*Task prompt*:
Gather all lines with the word "Charlotte" in them.

Saved entries
•••
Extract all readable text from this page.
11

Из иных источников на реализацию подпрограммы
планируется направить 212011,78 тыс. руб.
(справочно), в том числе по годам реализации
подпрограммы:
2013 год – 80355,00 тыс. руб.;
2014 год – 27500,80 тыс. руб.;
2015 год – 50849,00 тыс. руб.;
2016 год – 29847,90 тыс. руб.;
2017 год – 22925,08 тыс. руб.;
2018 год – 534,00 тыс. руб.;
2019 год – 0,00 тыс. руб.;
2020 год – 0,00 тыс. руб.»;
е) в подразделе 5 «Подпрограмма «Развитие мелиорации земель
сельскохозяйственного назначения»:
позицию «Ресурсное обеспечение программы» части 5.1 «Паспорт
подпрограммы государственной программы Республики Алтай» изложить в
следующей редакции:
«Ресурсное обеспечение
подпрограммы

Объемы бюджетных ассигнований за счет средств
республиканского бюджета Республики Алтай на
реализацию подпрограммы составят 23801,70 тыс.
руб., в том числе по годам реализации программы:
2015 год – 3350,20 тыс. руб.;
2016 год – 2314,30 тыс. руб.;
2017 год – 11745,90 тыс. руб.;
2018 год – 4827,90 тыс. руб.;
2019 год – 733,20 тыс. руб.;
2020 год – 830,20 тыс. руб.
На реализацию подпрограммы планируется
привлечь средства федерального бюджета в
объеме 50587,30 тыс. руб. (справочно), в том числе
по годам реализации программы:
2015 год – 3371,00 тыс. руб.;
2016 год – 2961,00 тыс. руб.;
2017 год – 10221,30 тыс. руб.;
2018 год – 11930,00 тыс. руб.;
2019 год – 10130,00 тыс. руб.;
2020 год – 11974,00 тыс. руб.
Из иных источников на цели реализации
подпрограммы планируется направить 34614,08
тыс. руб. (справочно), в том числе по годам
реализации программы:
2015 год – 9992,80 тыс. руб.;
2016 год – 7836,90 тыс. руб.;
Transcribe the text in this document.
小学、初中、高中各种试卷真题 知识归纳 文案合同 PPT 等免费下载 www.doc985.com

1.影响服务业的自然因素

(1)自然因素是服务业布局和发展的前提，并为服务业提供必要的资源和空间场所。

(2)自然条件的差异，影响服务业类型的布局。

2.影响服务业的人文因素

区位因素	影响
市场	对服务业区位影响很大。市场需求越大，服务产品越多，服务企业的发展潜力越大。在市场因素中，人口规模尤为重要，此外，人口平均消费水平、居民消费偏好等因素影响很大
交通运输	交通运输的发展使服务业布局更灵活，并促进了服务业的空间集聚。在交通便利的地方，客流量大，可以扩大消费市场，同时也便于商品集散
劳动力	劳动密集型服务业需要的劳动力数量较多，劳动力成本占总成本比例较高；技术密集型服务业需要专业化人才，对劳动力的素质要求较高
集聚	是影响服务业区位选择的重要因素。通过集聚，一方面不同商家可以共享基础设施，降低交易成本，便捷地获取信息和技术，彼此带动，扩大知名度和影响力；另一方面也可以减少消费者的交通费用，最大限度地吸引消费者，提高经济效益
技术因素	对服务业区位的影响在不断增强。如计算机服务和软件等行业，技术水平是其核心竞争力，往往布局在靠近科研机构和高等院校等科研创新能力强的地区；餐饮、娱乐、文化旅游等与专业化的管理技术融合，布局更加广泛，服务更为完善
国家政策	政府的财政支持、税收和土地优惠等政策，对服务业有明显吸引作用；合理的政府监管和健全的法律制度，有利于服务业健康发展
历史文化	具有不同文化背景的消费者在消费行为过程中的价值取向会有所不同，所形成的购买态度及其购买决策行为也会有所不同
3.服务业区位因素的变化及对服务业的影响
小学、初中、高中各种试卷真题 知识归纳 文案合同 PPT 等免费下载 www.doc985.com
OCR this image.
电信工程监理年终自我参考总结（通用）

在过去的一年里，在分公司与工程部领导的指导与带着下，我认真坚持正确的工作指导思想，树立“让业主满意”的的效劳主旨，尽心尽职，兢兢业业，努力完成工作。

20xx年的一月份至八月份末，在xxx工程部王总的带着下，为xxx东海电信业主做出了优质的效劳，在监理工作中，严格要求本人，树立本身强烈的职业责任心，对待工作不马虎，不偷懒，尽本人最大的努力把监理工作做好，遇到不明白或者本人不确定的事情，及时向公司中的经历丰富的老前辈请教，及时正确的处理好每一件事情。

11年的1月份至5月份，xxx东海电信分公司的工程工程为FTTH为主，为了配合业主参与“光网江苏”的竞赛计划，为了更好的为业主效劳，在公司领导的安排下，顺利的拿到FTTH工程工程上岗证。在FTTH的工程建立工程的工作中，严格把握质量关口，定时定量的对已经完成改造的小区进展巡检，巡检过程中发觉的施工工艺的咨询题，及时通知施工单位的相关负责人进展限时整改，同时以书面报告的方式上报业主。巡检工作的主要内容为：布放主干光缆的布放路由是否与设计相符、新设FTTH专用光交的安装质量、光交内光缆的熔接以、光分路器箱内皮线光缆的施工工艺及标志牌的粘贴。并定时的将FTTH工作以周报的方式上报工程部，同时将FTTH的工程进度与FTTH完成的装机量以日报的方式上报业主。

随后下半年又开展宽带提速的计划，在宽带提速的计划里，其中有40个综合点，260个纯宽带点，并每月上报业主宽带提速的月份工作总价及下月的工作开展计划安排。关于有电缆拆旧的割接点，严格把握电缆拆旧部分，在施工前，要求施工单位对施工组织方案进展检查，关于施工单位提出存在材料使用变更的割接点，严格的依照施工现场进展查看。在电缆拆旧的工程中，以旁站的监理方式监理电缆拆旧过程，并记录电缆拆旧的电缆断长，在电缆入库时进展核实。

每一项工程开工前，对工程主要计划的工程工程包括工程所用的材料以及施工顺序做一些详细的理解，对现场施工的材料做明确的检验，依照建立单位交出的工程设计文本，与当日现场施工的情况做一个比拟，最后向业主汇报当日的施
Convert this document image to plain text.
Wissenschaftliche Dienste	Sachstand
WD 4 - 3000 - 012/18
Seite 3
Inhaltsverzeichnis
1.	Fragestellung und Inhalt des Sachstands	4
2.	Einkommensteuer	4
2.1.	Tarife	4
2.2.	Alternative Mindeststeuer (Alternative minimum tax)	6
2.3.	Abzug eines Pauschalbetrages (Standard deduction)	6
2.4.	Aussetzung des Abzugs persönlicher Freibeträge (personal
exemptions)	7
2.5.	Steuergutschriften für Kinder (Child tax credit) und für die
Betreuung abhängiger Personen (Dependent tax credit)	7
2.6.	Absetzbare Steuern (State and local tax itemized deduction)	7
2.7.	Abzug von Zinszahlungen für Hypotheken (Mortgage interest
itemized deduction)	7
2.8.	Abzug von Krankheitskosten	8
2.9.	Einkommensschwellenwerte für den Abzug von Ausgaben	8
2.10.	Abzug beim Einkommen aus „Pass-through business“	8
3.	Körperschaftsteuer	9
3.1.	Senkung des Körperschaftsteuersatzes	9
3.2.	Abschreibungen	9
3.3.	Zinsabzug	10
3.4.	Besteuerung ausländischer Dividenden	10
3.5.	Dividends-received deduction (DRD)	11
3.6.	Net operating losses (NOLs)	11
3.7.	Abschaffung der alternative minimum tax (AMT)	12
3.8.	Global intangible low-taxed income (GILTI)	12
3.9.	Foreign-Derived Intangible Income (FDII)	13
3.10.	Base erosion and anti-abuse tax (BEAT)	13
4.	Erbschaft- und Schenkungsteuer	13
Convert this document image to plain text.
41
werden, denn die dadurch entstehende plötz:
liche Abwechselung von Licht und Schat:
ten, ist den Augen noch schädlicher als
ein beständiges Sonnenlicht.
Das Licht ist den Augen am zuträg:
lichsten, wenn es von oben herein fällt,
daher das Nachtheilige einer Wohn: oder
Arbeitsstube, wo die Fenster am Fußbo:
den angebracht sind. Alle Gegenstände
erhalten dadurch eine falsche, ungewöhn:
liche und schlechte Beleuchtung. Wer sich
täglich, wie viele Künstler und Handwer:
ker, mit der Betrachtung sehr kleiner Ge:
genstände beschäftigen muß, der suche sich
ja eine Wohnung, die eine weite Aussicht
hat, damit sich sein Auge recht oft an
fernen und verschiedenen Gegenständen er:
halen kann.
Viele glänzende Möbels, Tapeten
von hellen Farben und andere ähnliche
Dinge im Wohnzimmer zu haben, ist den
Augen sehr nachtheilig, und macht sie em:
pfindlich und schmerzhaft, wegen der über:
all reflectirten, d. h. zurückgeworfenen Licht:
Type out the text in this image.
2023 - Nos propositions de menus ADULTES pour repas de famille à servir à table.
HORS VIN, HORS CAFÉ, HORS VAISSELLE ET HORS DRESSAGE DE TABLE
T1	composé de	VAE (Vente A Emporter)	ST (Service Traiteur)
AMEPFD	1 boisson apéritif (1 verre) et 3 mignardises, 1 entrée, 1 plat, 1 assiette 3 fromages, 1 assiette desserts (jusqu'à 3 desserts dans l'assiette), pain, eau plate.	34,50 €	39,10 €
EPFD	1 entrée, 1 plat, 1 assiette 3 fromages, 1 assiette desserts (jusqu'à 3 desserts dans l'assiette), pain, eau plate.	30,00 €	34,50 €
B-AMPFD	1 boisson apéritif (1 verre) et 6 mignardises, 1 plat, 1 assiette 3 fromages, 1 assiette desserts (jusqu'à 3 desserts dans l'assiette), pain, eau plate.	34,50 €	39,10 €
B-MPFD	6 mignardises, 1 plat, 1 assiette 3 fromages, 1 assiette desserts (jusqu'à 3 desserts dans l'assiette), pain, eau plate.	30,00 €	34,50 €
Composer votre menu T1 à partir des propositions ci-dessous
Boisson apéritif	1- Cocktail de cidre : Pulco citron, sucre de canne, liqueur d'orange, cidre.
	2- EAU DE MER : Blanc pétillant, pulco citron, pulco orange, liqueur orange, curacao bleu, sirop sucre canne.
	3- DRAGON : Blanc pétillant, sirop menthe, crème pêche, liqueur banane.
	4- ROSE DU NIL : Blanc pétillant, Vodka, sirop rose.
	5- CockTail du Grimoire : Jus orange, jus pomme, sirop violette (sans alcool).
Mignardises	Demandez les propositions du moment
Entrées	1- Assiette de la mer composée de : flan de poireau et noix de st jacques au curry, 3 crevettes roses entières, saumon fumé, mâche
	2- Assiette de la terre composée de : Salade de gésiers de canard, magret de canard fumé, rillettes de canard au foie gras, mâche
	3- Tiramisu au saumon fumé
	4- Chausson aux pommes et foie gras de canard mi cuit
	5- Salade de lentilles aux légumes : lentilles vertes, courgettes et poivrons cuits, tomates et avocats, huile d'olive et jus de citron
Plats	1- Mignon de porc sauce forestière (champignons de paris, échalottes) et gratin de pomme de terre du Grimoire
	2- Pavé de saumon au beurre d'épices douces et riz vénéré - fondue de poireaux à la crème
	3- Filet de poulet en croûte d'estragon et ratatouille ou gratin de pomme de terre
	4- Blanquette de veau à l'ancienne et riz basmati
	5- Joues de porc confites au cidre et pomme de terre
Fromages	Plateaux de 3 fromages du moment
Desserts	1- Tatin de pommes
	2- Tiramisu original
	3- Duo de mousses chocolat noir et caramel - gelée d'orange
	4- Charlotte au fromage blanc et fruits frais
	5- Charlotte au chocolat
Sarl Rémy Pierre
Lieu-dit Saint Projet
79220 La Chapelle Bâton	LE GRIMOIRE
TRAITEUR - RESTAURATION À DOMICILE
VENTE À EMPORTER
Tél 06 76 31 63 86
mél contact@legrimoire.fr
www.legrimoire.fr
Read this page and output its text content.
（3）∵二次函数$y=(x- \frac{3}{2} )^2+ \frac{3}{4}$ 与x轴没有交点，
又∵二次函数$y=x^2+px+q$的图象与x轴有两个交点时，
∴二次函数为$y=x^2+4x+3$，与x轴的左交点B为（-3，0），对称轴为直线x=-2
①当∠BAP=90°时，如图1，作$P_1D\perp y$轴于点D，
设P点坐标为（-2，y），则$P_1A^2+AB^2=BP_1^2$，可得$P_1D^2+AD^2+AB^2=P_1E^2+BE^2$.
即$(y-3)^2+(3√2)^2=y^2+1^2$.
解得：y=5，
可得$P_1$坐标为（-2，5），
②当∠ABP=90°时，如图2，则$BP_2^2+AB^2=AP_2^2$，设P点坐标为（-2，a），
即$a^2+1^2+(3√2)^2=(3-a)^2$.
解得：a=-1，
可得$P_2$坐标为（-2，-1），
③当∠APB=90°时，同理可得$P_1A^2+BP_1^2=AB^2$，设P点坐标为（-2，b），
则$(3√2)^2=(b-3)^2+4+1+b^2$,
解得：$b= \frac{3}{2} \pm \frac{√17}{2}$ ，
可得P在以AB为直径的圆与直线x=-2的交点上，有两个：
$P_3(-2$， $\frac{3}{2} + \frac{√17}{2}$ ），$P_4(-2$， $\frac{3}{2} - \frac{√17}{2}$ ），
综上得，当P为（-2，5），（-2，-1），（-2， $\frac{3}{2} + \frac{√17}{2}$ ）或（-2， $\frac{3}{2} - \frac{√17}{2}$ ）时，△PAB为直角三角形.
•••
*Answer for this exercise*:
	4- Charlotte au fromage blanc et fruits frais
	5- Charlotte au chocolat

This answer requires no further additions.